## DIRECTIONS
Restate all of the entries exactly, dropping any pictures they hold.

═════ PROVIDED DATA ═════

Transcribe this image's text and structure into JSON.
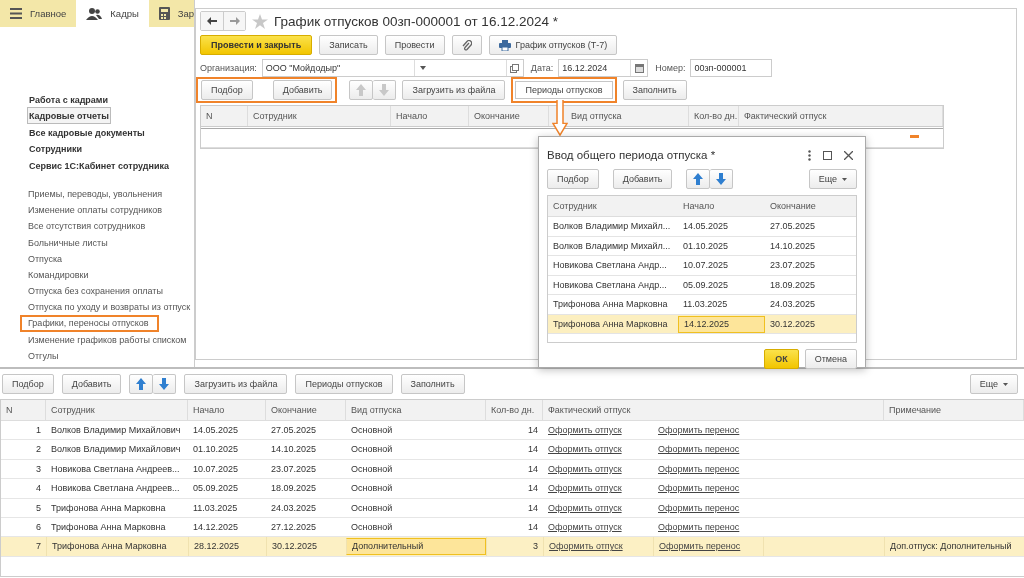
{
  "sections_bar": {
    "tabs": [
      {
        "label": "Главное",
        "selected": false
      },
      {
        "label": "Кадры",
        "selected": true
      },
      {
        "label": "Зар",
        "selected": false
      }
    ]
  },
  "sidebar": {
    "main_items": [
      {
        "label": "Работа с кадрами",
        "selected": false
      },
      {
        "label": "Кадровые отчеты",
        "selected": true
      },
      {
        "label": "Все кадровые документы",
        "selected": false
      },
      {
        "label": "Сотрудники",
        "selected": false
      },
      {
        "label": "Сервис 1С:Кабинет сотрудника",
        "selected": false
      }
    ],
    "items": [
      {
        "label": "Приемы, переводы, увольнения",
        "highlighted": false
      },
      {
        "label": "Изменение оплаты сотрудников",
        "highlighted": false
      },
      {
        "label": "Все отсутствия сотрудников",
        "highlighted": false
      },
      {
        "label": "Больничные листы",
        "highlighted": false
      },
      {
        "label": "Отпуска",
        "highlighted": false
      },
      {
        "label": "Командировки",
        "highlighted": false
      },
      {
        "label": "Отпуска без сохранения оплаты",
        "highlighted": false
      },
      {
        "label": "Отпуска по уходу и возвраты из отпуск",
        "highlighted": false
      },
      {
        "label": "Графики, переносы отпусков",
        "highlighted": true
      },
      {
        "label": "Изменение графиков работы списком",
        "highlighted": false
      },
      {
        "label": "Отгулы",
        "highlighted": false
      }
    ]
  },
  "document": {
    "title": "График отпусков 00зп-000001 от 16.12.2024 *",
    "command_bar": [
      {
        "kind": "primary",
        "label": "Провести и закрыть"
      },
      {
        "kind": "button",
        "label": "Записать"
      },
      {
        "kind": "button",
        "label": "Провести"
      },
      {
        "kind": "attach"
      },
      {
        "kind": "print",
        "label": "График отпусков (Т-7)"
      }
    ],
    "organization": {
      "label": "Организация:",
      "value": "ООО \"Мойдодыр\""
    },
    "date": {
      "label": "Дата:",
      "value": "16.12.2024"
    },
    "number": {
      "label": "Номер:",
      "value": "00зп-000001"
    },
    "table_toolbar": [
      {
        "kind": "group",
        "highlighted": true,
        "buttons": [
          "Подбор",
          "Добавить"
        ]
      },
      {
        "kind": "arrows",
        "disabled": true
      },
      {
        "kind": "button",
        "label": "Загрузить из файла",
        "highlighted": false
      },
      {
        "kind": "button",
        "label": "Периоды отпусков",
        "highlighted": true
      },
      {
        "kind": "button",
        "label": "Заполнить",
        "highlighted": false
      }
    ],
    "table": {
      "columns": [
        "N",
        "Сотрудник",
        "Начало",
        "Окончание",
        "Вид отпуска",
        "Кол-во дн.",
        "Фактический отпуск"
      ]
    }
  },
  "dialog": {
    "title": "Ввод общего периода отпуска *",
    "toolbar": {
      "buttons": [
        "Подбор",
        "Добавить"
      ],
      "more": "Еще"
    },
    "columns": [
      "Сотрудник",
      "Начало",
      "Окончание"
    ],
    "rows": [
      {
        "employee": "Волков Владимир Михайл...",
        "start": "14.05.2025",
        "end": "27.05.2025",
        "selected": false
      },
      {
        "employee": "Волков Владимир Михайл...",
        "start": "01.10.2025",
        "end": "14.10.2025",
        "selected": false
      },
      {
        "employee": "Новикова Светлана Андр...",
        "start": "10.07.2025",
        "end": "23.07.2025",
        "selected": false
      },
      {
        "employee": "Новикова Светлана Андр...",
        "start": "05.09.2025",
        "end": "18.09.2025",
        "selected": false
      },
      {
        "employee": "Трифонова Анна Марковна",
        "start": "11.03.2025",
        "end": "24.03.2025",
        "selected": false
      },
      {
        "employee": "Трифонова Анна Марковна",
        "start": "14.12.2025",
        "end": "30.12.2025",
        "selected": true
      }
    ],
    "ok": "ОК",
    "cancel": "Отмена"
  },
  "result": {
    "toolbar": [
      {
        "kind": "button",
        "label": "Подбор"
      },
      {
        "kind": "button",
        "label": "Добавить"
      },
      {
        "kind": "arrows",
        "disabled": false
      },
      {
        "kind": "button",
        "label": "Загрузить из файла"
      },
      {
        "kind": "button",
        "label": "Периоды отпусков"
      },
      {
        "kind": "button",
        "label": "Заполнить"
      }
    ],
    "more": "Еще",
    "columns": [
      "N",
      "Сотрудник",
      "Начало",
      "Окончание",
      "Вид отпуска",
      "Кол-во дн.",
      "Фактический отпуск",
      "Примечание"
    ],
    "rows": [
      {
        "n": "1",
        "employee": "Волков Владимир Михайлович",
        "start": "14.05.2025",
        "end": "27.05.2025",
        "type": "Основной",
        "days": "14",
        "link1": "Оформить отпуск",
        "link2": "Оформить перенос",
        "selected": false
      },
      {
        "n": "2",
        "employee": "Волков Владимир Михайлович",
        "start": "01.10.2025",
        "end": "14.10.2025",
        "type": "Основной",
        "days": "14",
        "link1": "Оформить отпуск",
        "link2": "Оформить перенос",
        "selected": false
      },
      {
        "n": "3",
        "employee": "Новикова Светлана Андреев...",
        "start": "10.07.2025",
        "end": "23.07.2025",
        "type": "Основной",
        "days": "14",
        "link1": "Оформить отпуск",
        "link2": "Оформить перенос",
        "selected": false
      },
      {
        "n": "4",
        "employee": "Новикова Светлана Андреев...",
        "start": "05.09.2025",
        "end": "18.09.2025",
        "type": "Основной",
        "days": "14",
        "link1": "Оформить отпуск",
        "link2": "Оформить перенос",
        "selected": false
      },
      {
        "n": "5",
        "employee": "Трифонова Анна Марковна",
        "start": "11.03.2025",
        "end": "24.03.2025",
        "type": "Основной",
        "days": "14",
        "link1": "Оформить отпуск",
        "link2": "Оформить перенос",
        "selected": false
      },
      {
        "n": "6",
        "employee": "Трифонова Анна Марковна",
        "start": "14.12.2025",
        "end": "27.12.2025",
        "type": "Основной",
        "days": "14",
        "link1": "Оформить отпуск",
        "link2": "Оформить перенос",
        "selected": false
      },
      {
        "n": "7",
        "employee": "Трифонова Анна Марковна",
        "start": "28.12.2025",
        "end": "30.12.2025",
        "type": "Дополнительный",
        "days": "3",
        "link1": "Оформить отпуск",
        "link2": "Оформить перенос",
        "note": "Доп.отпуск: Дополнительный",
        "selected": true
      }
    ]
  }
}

═════

## WORKED ANSWER
Transcribe this image's text and structure into JSON.
{
  "sections_bar": {
    "tabs": [
      {
        "label": "Главное",
        "selected": false
      },
      {
        "label": "Кадры",
        "selected": true
      },
      {
        "label": "Зар",
        "selected": false
      }
    ]
  },
  "sidebar": {
    "main_items": [
      {
        "label": "Работа с кадрами",
        "selected": false
      },
      {
        "label": "Кадровые отчеты",
        "selected": true
      },
      {
        "label": "Все кадровые документы",
        "selected": false
      },
      {
        "label": "Сотрудники",
        "selected": false
      },
      {
        "label": "Сервис 1С:Кабинет сотрудника",
        "selected": false
      }
    ],
    "items": [
      {
        "label": "Приемы, переводы, увольнения",
        "highlighted": false
      },
      {
        "label": "Изменение оплаты сотрудников",
        "highlighted": false
      },
      {
        "label": "Все отсутствия сотрудников",
        "highlighted": false
      },
      {
        "label": "Больничные листы",
        "highlighted": false
      },
      {
        "label": "Отпуска",
        "highlighted": false
      },
      {
        "label": "Командировки",
        "highlighted": false
      },
      {
        "label": "Отпуска без сохранения оплаты",
        "highlighted": false
      },
      {
        "label": "Отпуска по уходу и возвраты из отпуск",
        "highlighted": false
      },
      {
        "label": "Графики, переносы отпусков",
        "highlighted": true
      },
      {
        "label": "Изменение графиков работы списком",
        "highlighted": false
      },
      {
        "label": "Отгулы",
        "highlighted": false
      }
    ]
  },
  "document": {
    "title": "График отпусков 00зп-000001 от 16.12.2024 *",
    "command_bar": [
      {
        "kind": "primary",
        "label": "Провести и закрыть"
      },
      {
        "kind": "button",
        "label": "Записать"
      },
      {
        "kind": "button",
        "label": "Провести"
      },
      {
        "kind": "attach"
      },
      {
        "kind": "print",
        "label": "График отпусков (Т-7)"
      }
    ],
    "organization": {
      "label": "Организация:",
      "value": "ООО \"Мойдодыр\""
    },
    "date": {
      "label": "Дата:",
      "value": "16.12.2024"
    },
    "number": {
      "label": "Номер:",
      "value": "00зп-000001"
    },
    "table_toolbar": [
      {
        "kind": "group",
        "highlighted": true,
        "buttons": [
          "Подбор",
          "Добавить"
        ]
      },
      {
        "kind": "arrows",
        "disabled": true
      },
      {
        "kind": "button",
        "label": "Загрузить из файла",
        "highlighted": false
      },
      {
        "kind": "button",
        "label": "Периоды отпусков",
        "highlighted": true
      },
      {
        "kind": "button",
        "label": "Заполнить",
        "highlighted": false
      }
    ],
    "table": {
      "columns": [
        "N",
        "Сотрудник",
        "Начало",
        "Окончание",
        "Вид отпуска",
        "Кол-во дн.",
        "Фактический отпуск"
      ]
    }
  },
  "dialog": {
    "title": "Ввод общего периода отпуска *",
    "toolbar": {
      "buttons": [
        "Подбор",
        "Добавить"
      ],
      "more": "Еще"
    },
    "columns": [
      "Сотрудник",
      "Начало",
      "Окончание"
    ],
    "rows": [
      {
        "employee": "Волков Владимир Михайл...",
        "start": "14.05.2025",
        "end": "27.05.2025",
        "selected": false
      },
      {
        "employee": "Волков Владимир Михайл...",
        "start": "01.10.2025",
        "end": "14.10.2025",
        "selected": false
      },
      {
        "employee": "Новикова Светлана Андр...",
        "start": "10.07.2025",
        "end": "23.07.2025",
        "selected": false
      },
      {
        "employee": "Новикова Светлана Андр...",
        "start": "05.09.2025",
        "end": "18.09.2025",
        "selected": false
      },
      {
        "employee": "Трифонова Анна Марковна",
        "start": "11.03.2025",
        "end": "24.03.2025",
        "selected": false
      },
      {
        "employee": "Трифонова Анна Марковна",
        "start": "14.12.2025",
        "end": "30.12.2025",
        "selected": true
      }
    ],
    "ok": "ОК",
    "cancel": "Отмена"
  },
  "result": {
    "toolbar": [
      {
        "kind": "button",
        "label": "Подбор"
      },
      {
        "kind": "button",
        "label": "Добавить"
      },
      {
        "kind": "arrows",
        "disabled": false
      },
      {
        "kind": "button",
        "label": "Загрузить из файла"
      },
      {
        "kind": "button",
        "label": "Периоды отпусков"
      },
      {
        "kind": "button",
        "label": "Заполнить"
      }
    ],
    "more": "Еще",
    "columns": [
      "N",
      "Сотрудник",
      "Начало",
      "Окончание",
      "Вид отпуска",
      "Кол-во дн.",
      "Фактический отпуск",
      "Примечание"
    ],
    "rows": [
      {
        "n": "1",
        "employee": "Волков Владимир Михайлович",
        "start": "14.05.2025",
        "end": "27.05.2025",
        "type": "Основной",
        "days": "14",
        "link1": "Оформить отпуск",
        "link2": "Оформить перенос",
        "selected": false
      },
      {
        "n": "2",
        "employee": "Волков Владимир Михайлович",
        "start": "01.10.2025",
        "end": "14.10.2025",
        "type": "Основной",
        "days": "14",
        "link1": "Оформить отпуск",
        "link2": "Оформить перенос",
        "selected": false
      },
      {
        "n": "3",
        "employee": "Новикова Светлана Андреев...",
        "start": "10.07.2025",
        "end": "23.07.2025",
        "type": "Основной",
        "days": "14",
        "link1": "Оформить отпуск",
        "link2": "Оформить перенос",
        "selected": false
      },
      {
        "n": "4",
        "employee": "Новикова Светлана Андреев...",
        "start": "05.09.2025",
        "end": "18.09.2025",
        "type": "Основной",
        "days": "14",
        "link1": "Оформить отпуск",
        "link2": "Оформить перенос",
        "selected": false
      },
      {
        "n": "5",
        "employee": "Трифонова Анна Марковна",
        "start": "11.03.2025",
        "end": "24.03.2025",
        "type": "Основной",
        "days": "14",
        "link1": "Оформить отпуск",
        "link2": "Оформить перенос",
        "selected": false
      },
      {
        "n": "6",
        "employee": "Трифонова Анна Марковна",
        "start": "14.12.2025",
        "end": "27.12.2025",
        "type": "Основной",
        "days": "14",
        "link1": "Оформить отпуск",
        "link2": "Оформить перенос",
        "selected": false
      },
      {
        "n": "7",
        "employee": "Трифонова Анна Марковна",
        "start": "28.12.2025",
        "end": "30.12.2025",
        "type": "Дополнительный",
        "days": "3",
        "link1": "Оформить отпуск",
        "link2": "Оформить перенос",
        "note": "Доп.отпуск: Дополнительный",
        "selected": true
      }
    ]
  }
}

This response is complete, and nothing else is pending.